> _HOW TO COMPLETE THIS TASK_
With the pictures removed, set down all of the entries below exactly.

AVAILABLE RECORDS: Begin

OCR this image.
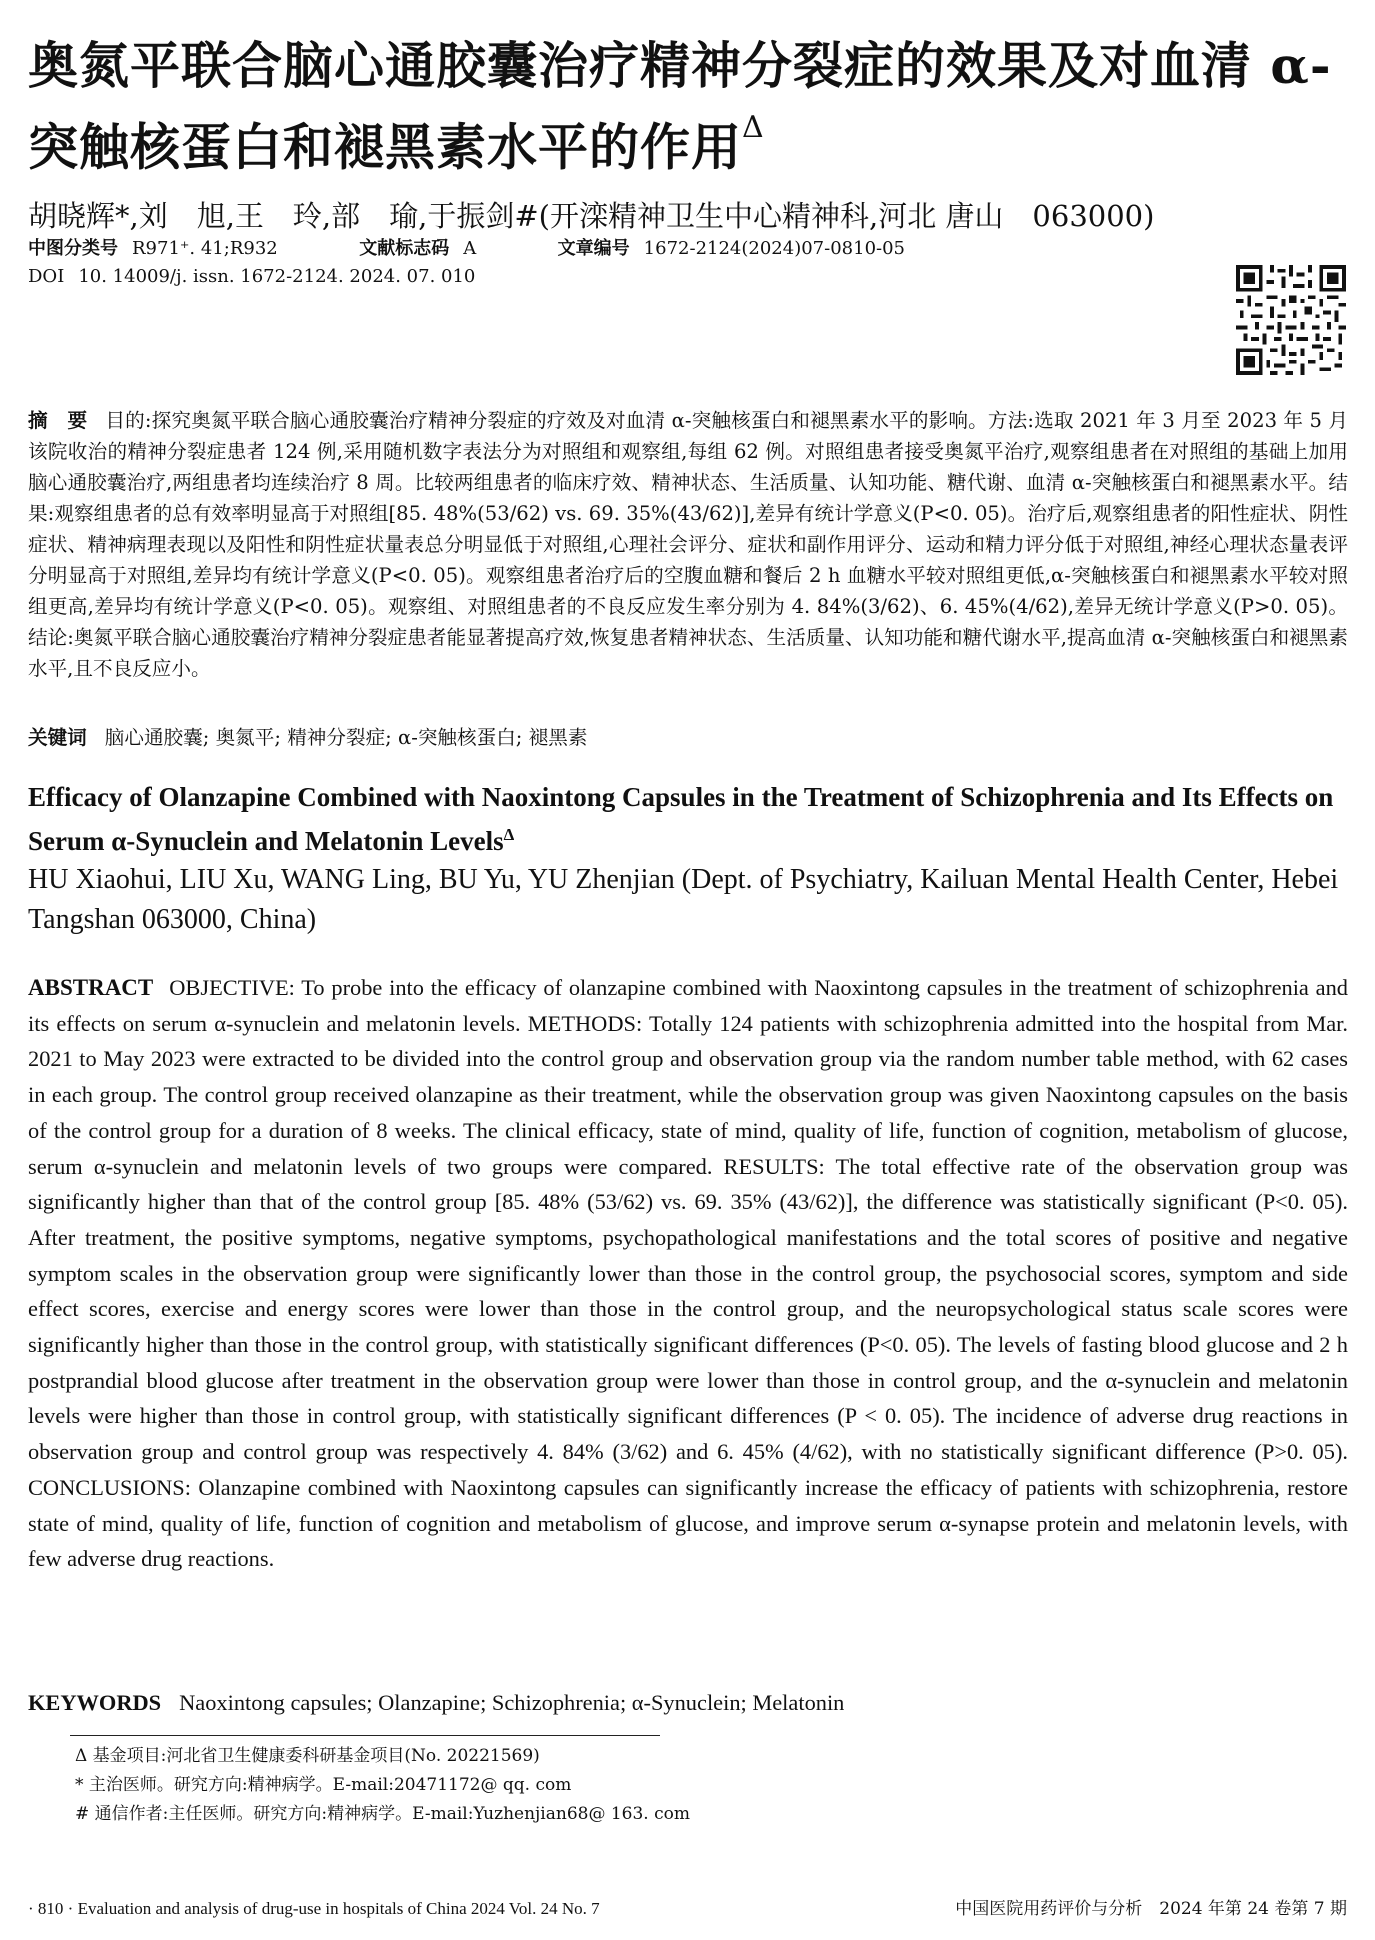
奥氮平联合脑心通胶囊治疗精神分裂症的效果及对血清 α-突触核蛋白和褪黑素水平的作用$^\Delta$
胡晓辉*,刘　旭,王　玲,部　瑜,于振剑#(开滦精神卫生中心精神科,河北 唐山　063000)
中图分类号 R971⁺. 41;R932	文献标志码 A	文章编号 1672-2124(2024)07-0810-05
DOI 10. 14009/j. issn. 1672-2124. 2024. 07. 010

摘　要 目的:探究奥氮平联合脑心通胶囊治疗精神分裂症的疗效及对血清 α-突触核蛋白和褪黑素水平的影响。方法:选取 2021 年 3 月至 2023 年 5 月该院收治的精神分裂症患者 124 例,采用随机数字表法分为对照组和观察组,每组 62 例。对照组患者接受奥氮平治疗,观察组患者在对照组的基础上加用脑心通胶囊治疗,两组患者均连续治疗 8 周。比较两组患者的临床疗效、精神状态、生活质量、认知功能、糖代谢、血清 α-突触核蛋白和褪黑素水平。结果:观察组患者的总有效率明显高于对照组[85. 48%(53/62) vs. 69. 35%(43/62)],差异有统计学意义(P<0. 05)。治疗后,观察组患者的阳性症状、阴性症状、精神病理表现以及阳性和阴性症状量表总分明显低于对照组,心理社会评分、症状和副作用评分、运动和精力评分低于对照组,神经心理状态量表评分明显高于对照组,差异均有统计学意义(P<0. 05)。观察组患者治疗后的空腹血糖和餐后 2 h 血糖水平较对照组更低,α-突触核蛋白和褪黑素水平较对照组更高,差异均有统计学意义(P<0. 05)。观察组、对照组患者的不良反应发生率分别为 4. 84%(3/62)、6. 45%(4/62),差异无统计学意义(P>0. 05)。结论:奥氮平联合脑心通胶囊治疗精神分裂症患者能显著提高疗效,恢复患者精神状态、生活质量、认知功能和糖代谢水平,提高血清 α-突触核蛋白和褪黑素水平,且不良反应小。

关键词 脑心通胶囊; 奥氮平; 精神分裂症; α-突触核蛋白; 褪黑素
Efficacy of Olanzapine Combined with Naoxintong Capsules in the Treatment of Schizophrenia and Its Effects on Serum α-Synuclein and Melatonin Levels$^\Delta$

HU Xiaohui, LIU Xu, WANG Ling, BU Yu, YU Zhenjian (Dept. of Psychiatry, Kailuan Mental Health Center, Hebei Tangshan 063000, China)

ABSTRACT OBJECTIVE: To probe into the efficacy of olanzapine combined with Naoxintong capsules in the treatment of schizophrenia and its effects on serum α-synuclein and melatonin levels. METHODS: Totally 124 patients with schizophrenia admitted into the hospital from Mar. 2021 to May 2023 were extracted to be divided into the control group and observation group via the random number table method, with 62 cases in each group. The control group received olanzapine as their treatment, while the observation group was given Naoxintong capsules on the basis of the control group for a duration of 8 weeks. The clinical efficacy, state of mind, quality of life, function of cognition, metabolism of glucose, serum α-synuclein and melatonin levels of two groups were compared. RESULTS: The total effective rate of the observation group was significantly higher than that of the control group [85. 48% (53/62) vs. 69. 35% (43/62)], the difference was statistically significant (P<0. 05). After treatment, the positive symptoms, negative symptoms, psychopathological manifestations and the total scores of positive and negative symptom scales in the observation group were significantly lower than those in the control group, the psychosocial scores, symptom and side effect scores, exercise and energy scores were lower than those in the control group, and the neuropsychological status scale scores were significantly higher than those in the control group, with statistically significant differences (P<0. 05). The levels of fasting blood glucose and 2 h postprandial blood glucose after treatment in the observation group were lower than those in control group, and the α-synuclein and melatonin levels were higher than those in control group, with statistically significant differences (P < 0. 05). The incidence of adverse drug reactions in observation group and control group was respectively 4. 84% (3/62) and 6. 45% (4/62), with no statistically significant difference (P>0. 05). CONCLUSIONS: Olanzapine combined with Naoxintong capsules can significantly increase the efficacy of patients with schizophrenia, restore state of mind, quality of life, function of cognition and metabolism of glucose, and improve serum α-synapse protein and melatonin levels, with few adverse drug reactions.

KEYWORDS Naoxintong capsules; Olanzapine; Schizophrenia; α-Synuclein; Melatonin
Δ 基金项目:河北省卫生健康委科研基金项目(No. 20221569)
* 主治医师。研究方向:精神病学。E-mail:20471172@ qq. com
# 通信作者:主任医师。研究方向:精神病学。E-mail:Yuzhenjian68@ 163. com
· 810 · Evaluation and analysis of drug-use in hospitals of China 2024 Vol. 24 No. 7	中国医院用药评价与分析　2024 年第 24 卷第 7 期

AVAILABLE RECORDS: End

> _TASK ANSWER_
OCR this image.
奥氮平联合脑心通胶囊治疗精神分裂症的效果及对血清 α-突触核蛋白和褪黑素水平的作用$^\Delta$
胡晓辉*,刘　旭,王　玲,部　瑜,于振剑#(开滦精神卫生中心精神科,河北 唐山　063000)
中图分类号 R971⁺. 41;R932	文献标志码 A	文章编号 1672-2124(2024)07-0810-05
DOI 10. 14009/j. issn. 1672-2124. 2024. 07. 010

摘　要 目的:探究奥氮平联合脑心通胶囊治疗精神分裂症的疗效及对血清 α-突触核蛋白和褪黑素水平的影响。方法:选取 2021 年 3 月至 2023 年 5 月该院收治的精神分裂症患者 124 例,采用随机数字表法分为对照组和观察组,每组 62 例。对照组患者接受奥氮平治疗,观察组患者在对照组的基础上加用脑心通胶囊治疗,两组患者均连续治疗 8 周。比较两组患者的临床疗效、精神状态、生活质量、认知功能、糖代谢、血清 α-突触核蛋白和褪黑素水平。结果:观察组患者的总有效率明显高于对照组[85. 48%(53/62) vs. 69. 35%(43/62)],差异有统计学意义(P<0. 05)。治疗后,观察组患者的阳性症状、阴性症状、精神病理表现以及阳性和阴性症状量表总分明显低于对照组,心理社会评分、症状和副作用评分、运动和精力评分低于对照组,神经心理状态量表评分明显高于对照组,差异均有统计学意义(P<0. 05)。观察组患者治疗后的空腹血糖和餐后 2 h 血糖水平较对照组更低,α-突触核蛋白和褪黑素水平较对照组更高,差异均有统计学意义(P<0. 05)。观察组、对照组患者的不良反应发生率分别为 4. 84%(3/62)、6. 45%(4/62),差异无统计学意义(P>0. 05)。结论:奥氮平联合脑心通胶囊治疗精神分裂症患者能显著提高疗效,恢复患者精神状态、生活质量、认知功能和糖代谢水平,提高血清 α-突触核蛋白和褪黑素水平,且不良反应小。

关键词 脑心通胶囊; 奥氮平; 精神分裂症; α-突触核蛋白; 褪黑素
Efficacy of Olanzapine Combined with Naoxintong Capsules in the Treatment of Schizophrenia and Its Effects on Serum α-Synuclein and Melatonin Levels$^\Delta$

HU Xiaohui, LIU Xu, WANG Ling, BU Yu, YU Zhenjian (Dept. of Psychiatry, Kailuan Mental Health Center, Hebei Tangshan 063000, China)

ABSTRACT OBJECTIVE: To probe into the efficacy of olanzapine combined with Naoxintong capsules in the treatment of schizophrenia and its effects on serum α-synuclein and melatonin levels. METHODS: Totally 124 patients with schizophrenia admitted into the hospital from Mar. 2021 to May 2023 were extracted to be divided into the control group and observation group via the random number table method, with 62 cases in each group. The control group received olanzapine as their treatment, while the observation group was given Naoxintong capsules on the basis of the control group for a duration of 8 weeks. The clinical efficacy, state of mind, quality of life, function of cognition, metabolism of glucose, serum α-synuclein and melatonin levels of two groups were compared. RESULTS: The total effective rate of the observation group was significantly higher than that of the control group [85. 48% (53/62) vs. 69. 35% (43/62)], the difference was statistically significant (P<0. 05). After treatment, the positive symptoms, negative symptoms, psychopathological manifestations and the total scores of positive and negative symptom scales in the observation group were significantly lower than those in the control group, the psychosocial scores, symptom and side effect scores, exercise and energy scores were lower than those in the control group, and the neuropsychological status scale scores were significantly higher than those in the control group, with statistically significant differences (P<0. 05). The levels of fasting blood glucose and 2 h postprandial blood glucose after treatment in the observation group were lower than those in control group, and the α-synuclein and melatonin levels were higher than those in control group, with statistically significant differences (P < 0. 05). The incidence of adverse drug reactions in observation group and control group was respectively 4. 84% (3/62) and 6. 45% (4/62), with no statistically significant difference (P>0. 05). CONCLUSIONS: Olanzapine combined with Naoxintong capsules can significantly increase the efficacy of patients with schizophrenia, restore state of mind, quality of life, function of cognition and metabolism of glucose, and improve serum α-synapse protein and melatonin levels, with few adverse drug reactions.

KEYWORDS Naoxintong capsules; Olanzapine; Schizophrenia; α-Synuclein; Melatonin
Δ 基金项目:河北省卫生健康委科研基金项目(No. 20221569)
* 主治医师。研究方向:精神病学。E-mail:20471172@ qq. com
# 通信作者:主任医师。研究方向:精神病学。E-mail:Yuzhenjian68@ 163. com
· 810 · Evaluation and analysis of drug-use in hospitals of China 2024 Vol. 24 No. 7	中国医院用药评价与分析　2024 年第 24 卷第 7 期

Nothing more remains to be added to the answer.